Saved entries:
• • • •

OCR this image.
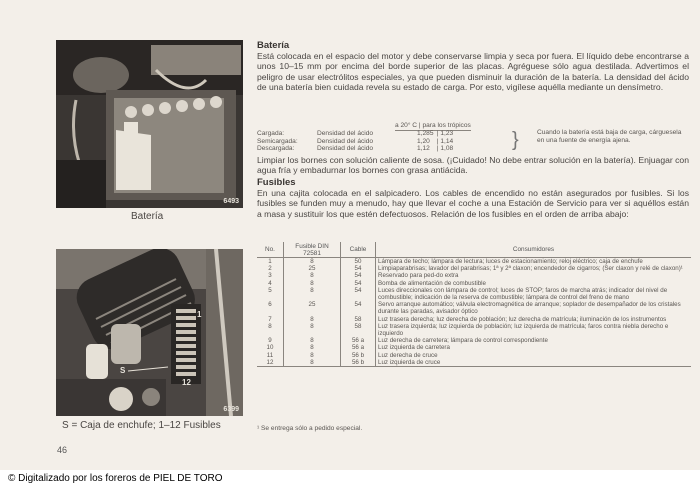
6493
Batería
S
1
12
6399
S = Caja de enchufe; 1–12 Fusibles
Batería

Está colocada en el espacio del motor y debe conservarse limpia y seca por fuera. El líquido debe encontrarse a unos 10–15 mm por encima del borde superior de las placas. Agréguese sólo agua destilada. Advertimos el peligro de usar electrólitos especiales, ya que pueden disminuir la duración de la batería. La densidad del ácido de una batería bien cuidada revela su estado de carga. Por esto, vigílese aquélla mediante un densímetro.

a 20° C | para los trópicos
Cargada:	Densidad del ácido	1,285 | 1,23
Semicargada:	Densidad del ácido	1,20 | 1,14
Descargada:	Densidad del ácido	1,12 | 1,08	}	Cuando la batería está baja de carga, cárguesela en una fuente de energía ajena.

Limpiar los bornes con solución caliente de sosa. (¡Cuidado! No debe entrar solución en la batería). Enjuagar con agua fría y embadurnar los bornes con grasa antiácida.

Fusibles

En una cajita colocada en el salpicadero. Los cables de encendido no están asegurados por fusibles. Si los fusibles se funden muy a menudo, hay que llevar el coche a una Estación de Servicio para ver si aquéllos están a masa y sustituir los que estén defectuosos. Relación de los fusibles en el orden de arriba abajo:

No.	Fusible DIN 72581	Cable	Consumidores
1	8	50	Lámpara de techo; lámpara de lectura; luces de estacionamiento; reloj eléctrico; caja de enchufe
2	25	54	Limpiaparabrisas; lavador del parabrisas; 1ª y 2ª claxon; encendedor de cigarros; (Ser claxon y relé de claxon)¹
3	8	54	Reservado para ped-do extra
4	8	54	Bomba de alimentación de combustible
5	8	54	Luces direccionales con lámpara de control; luces de STOP; faros de marcha atrás; indicador del nivel de combustible; indicación de la reserva de combustible; lámpara de control del freno de mano
6	25	54	Servo arranque automático; válvula electromagnética de arranque; soplador de desempañador de los cristales durante las paradas, avisador óptico
7	8	58	Luz trasera derecha; luz derecha de población; luz derecha de matrícula; iluminación de los instrumentos
8	8	58	Luz trasera izquierda; luz izquierda de población; luz izquierda de matrícula; faros contra niebla derecho e izquierdo
9	8	56 a	Luz derecha de carretera; lámpara de control correspondiente
10	8	56 a	Luz izquierda de carretera
11	8	56 b	Luz derecha de cruce
12	8	56 b	Luz izquierda de cruce
¹ Se entrega sólo a pedido especial.
46
© Digitalizado por los foreros de PIEL DE TORO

• • • •

• _AIM OF THE EXERCISE_
Each entry gets copied exactly; the pictures stay out.

• _IN RESPONSE_
OCR this image.
6493
Batería
S
1
12
6399
S = Caja de enchufe; 1–12 Fusibles
Batería

Está colocada en el espacio del motor y debe conservarse limpia y seca por fuera. El líquido debe encontrarse a unos 10–15 mm por encima del borde superior de las placas. Agréguese sólo agua destilada. Advertimos el peligro de usar electrólitos especiales, ya que pueden disminuir la duración de la batería. La densidad del ácido de una batería bien cuidada revela su estado de carga. Por esto, vigílese aquélla mediante un densímetro.

a 20° C | para los trópicos
Cargada:	Densidad del ácido	1,285 | 1,23
Semicargada:	Densidad del ácido	1,20 | 1,14
Descargada:	Densidad del ácido	1,12 | 1,08	}	Cuando la batería está baja de carga, cárguesela en una fuente de energía ajena.

Limpiar los bornes con solución caliente de sosa. (¡Cuidado! No debe entrar solución en la batería). Enjuagar con agua fría y embadurnar los bornes con grasa antiácida.

Fusibles

En una cajita colocada en el salpicadero. Los cables de encendido no están asegurados por fusibles. Si los fusibles se funden muy a menudo, hay que llevar el coche a una Estación de Servicio para ver si aquéllos están a masa y sustituir los que estén defectuosos. Relación de los fusibles en el orden de arriba abajo:

No.	Fusible DIN 72581	Cable	Consumidores
1	8	50	Lámpara de techo; lámpara de lectura; luces de estacionamiento; reloj eléctrico; caja de enchufe
2	25	54	Limpiaparabrisas; lavador del parabrisas; 1ª y 2ª claxon; encendedor de cigarros; (Ser claxon y relé de claxon)¹
3	8	54	Reservado para ped-do extra
4	8	54	Bomba de alimentación de combustible
5	8	54	Luces direccionales con lámpara de control; luces de STOP; faros de marcha atrás; indicador del nivel de combustible; indicación de la reserva de combustible; lámpara de control del freno de mano
6	25	54	Servo arranque automático; válvula electromagnética de arranque; soplador de desempañador de los cristales durante las paradas, avisador óptico
7	8	58	Luz trasera derecha; luz derecha de población; luz derecha de matrícula; iluminación de los instrumentos
8	8	58	Luz trasera izquierda; luz izquierda de población; luz izquierda de matrícula; faros contra niebla derecho e izquierdo
9	8	56 a	Luz derecha de carretera; lámpara de control correspondiente
10	8	56 a	Luz izquierda de carretera
11	8	56 b	Luz derecha de cruce
12	8	56 b	Luz izquierda de cruce
¹ Se entrega sólo a pedido especial.
46
© Digitalizado por los foreros de PIEL DE TORO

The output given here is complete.